_Your objective_
Gather every line below where "utryckningsbidrag" appears.

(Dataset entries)
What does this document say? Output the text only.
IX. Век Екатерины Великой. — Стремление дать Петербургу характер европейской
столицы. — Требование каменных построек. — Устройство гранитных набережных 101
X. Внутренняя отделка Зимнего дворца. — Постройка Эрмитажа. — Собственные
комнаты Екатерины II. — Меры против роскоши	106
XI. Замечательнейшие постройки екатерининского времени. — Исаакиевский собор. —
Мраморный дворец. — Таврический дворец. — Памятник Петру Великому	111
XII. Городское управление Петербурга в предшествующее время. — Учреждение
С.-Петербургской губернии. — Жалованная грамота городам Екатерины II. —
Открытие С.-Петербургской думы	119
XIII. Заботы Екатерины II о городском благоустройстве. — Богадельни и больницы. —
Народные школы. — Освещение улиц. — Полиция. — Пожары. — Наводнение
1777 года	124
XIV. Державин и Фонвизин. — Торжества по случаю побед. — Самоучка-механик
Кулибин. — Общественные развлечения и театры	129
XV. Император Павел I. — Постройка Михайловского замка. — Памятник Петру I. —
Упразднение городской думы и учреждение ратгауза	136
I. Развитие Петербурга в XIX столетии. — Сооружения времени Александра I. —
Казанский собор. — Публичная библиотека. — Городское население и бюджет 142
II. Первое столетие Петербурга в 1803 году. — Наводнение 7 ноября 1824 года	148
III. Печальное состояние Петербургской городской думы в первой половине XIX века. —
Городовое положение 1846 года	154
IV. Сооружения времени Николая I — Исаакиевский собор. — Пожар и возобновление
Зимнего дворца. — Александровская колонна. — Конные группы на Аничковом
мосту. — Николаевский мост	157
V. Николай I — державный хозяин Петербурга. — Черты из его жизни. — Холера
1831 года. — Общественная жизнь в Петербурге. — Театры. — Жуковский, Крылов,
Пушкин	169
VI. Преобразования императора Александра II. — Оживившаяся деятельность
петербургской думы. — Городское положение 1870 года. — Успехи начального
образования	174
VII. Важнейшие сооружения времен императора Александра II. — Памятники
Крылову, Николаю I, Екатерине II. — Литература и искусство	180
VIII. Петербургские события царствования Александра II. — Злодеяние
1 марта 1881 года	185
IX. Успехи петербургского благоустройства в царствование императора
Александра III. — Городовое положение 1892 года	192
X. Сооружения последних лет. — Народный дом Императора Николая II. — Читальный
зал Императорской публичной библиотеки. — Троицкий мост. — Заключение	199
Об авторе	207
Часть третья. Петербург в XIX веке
---
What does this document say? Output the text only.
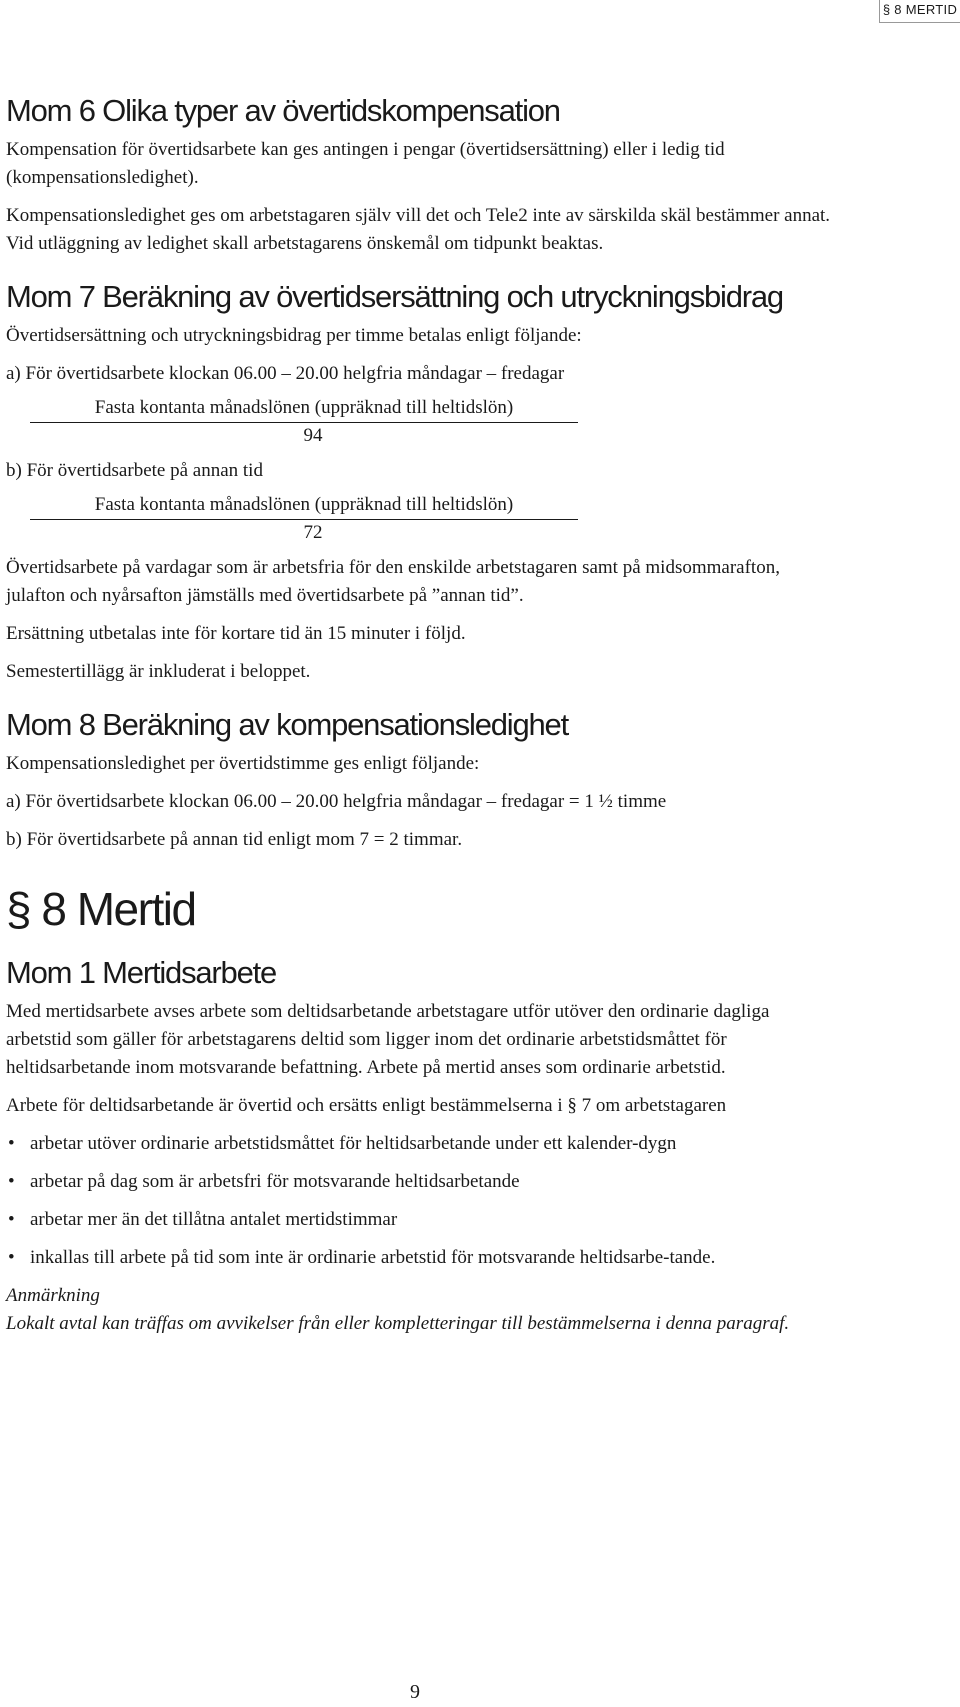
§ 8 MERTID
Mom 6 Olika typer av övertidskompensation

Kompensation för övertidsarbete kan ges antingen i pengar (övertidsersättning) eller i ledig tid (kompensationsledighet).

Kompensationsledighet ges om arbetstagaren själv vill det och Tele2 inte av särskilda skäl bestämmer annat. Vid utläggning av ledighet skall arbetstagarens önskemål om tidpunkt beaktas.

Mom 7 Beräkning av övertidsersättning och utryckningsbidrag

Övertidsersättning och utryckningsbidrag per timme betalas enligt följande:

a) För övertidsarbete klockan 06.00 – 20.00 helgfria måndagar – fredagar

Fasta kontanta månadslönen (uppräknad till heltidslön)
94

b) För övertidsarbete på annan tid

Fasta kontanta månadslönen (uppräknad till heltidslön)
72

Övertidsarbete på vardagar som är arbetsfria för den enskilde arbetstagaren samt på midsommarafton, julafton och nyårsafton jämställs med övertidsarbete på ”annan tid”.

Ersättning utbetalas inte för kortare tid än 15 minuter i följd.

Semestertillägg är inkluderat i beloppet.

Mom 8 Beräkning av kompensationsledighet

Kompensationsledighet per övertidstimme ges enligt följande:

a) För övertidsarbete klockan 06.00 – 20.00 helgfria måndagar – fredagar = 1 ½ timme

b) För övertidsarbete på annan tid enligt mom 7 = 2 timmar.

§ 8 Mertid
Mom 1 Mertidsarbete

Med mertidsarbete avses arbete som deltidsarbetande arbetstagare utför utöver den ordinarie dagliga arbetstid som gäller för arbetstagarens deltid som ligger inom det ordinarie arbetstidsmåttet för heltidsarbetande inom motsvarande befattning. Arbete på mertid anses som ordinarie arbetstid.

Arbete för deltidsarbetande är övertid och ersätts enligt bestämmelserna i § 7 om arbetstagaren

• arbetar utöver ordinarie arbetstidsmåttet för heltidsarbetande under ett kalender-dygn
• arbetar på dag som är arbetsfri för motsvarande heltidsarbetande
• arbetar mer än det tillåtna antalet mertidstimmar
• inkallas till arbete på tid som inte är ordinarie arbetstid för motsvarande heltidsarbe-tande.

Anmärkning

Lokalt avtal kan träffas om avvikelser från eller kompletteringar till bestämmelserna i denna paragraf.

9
* * *
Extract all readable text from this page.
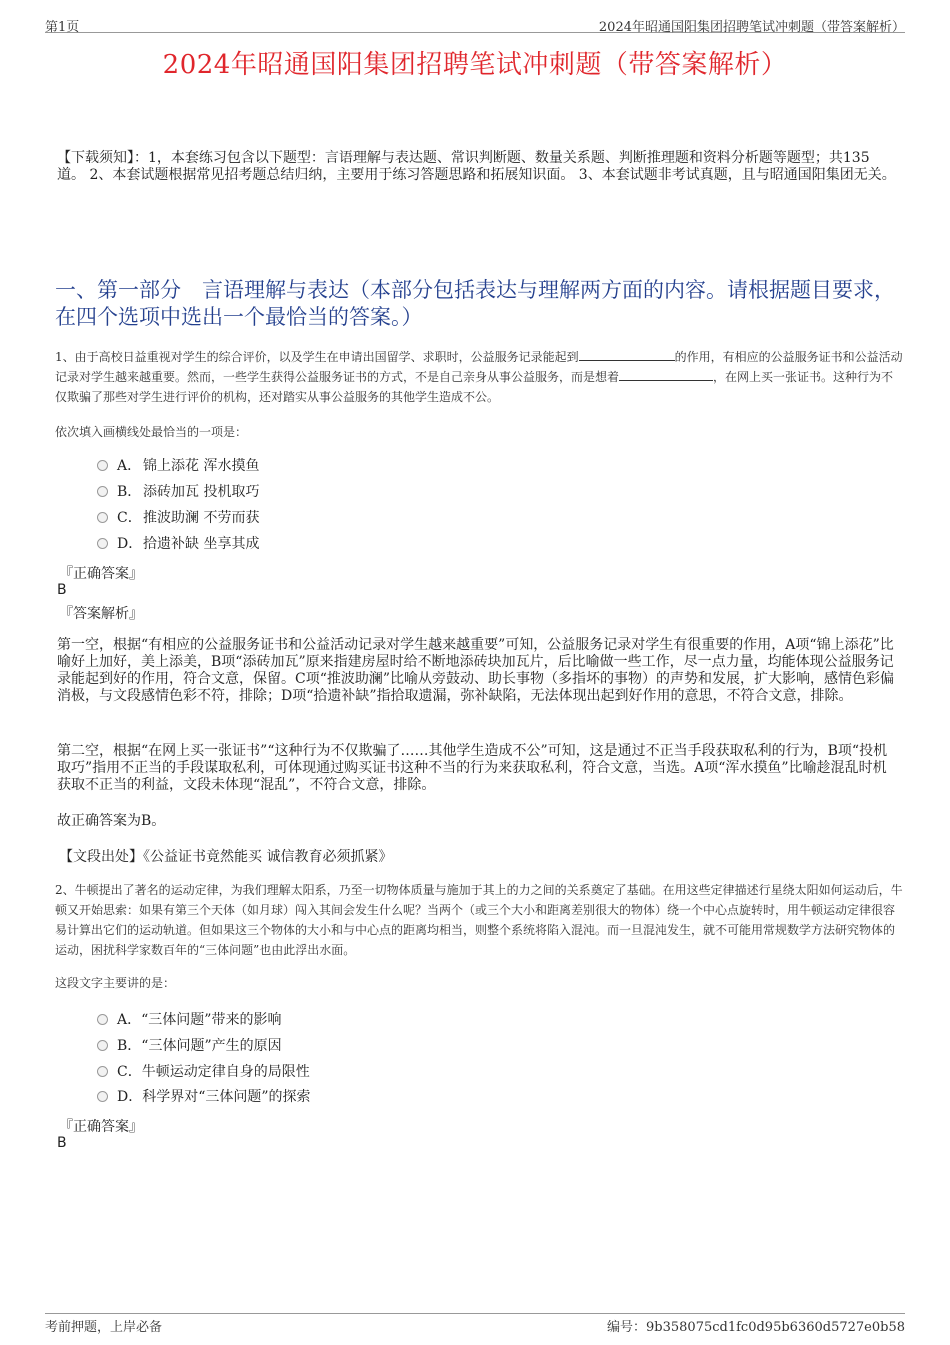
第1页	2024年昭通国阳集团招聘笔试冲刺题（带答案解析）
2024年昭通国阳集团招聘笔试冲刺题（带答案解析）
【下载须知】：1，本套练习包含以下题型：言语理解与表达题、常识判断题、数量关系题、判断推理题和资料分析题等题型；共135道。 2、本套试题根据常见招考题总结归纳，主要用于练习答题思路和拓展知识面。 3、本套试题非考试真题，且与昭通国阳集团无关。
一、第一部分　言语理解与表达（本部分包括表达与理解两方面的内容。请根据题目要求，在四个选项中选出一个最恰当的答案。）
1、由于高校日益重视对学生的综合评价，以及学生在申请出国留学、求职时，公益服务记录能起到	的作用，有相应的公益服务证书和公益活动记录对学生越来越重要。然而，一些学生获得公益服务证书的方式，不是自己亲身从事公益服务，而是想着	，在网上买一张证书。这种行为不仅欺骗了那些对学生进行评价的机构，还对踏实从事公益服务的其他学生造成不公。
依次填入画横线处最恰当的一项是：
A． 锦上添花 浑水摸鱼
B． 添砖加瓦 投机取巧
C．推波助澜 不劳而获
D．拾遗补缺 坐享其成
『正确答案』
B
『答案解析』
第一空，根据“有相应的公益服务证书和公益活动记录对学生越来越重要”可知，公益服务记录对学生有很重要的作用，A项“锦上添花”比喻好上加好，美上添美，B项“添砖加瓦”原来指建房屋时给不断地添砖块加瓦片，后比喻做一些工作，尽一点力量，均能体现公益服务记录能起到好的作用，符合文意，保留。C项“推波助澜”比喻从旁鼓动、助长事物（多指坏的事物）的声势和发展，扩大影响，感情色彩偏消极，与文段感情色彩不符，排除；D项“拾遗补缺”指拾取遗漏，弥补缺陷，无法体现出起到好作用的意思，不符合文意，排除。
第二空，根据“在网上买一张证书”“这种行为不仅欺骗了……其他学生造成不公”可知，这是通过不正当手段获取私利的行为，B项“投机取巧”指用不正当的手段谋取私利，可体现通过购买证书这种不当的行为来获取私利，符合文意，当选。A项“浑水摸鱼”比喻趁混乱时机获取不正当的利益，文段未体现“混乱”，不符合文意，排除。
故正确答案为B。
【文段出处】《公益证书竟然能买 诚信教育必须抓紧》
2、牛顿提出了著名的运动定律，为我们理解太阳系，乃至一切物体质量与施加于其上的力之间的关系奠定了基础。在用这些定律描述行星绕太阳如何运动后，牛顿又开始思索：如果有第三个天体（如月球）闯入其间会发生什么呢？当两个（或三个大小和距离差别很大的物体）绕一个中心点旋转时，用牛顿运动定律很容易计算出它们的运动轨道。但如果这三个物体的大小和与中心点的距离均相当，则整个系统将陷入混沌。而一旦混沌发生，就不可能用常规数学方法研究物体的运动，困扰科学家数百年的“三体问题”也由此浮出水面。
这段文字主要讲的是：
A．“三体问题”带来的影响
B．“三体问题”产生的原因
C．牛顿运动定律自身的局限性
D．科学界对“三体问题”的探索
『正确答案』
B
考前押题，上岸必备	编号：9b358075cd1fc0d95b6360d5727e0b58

_The reply_
Mom 7 Beräkning av övertidsersättning och utryckningsbidrag
Övertidsersättning och utryckningsbidrag per timme betalas enligt följande:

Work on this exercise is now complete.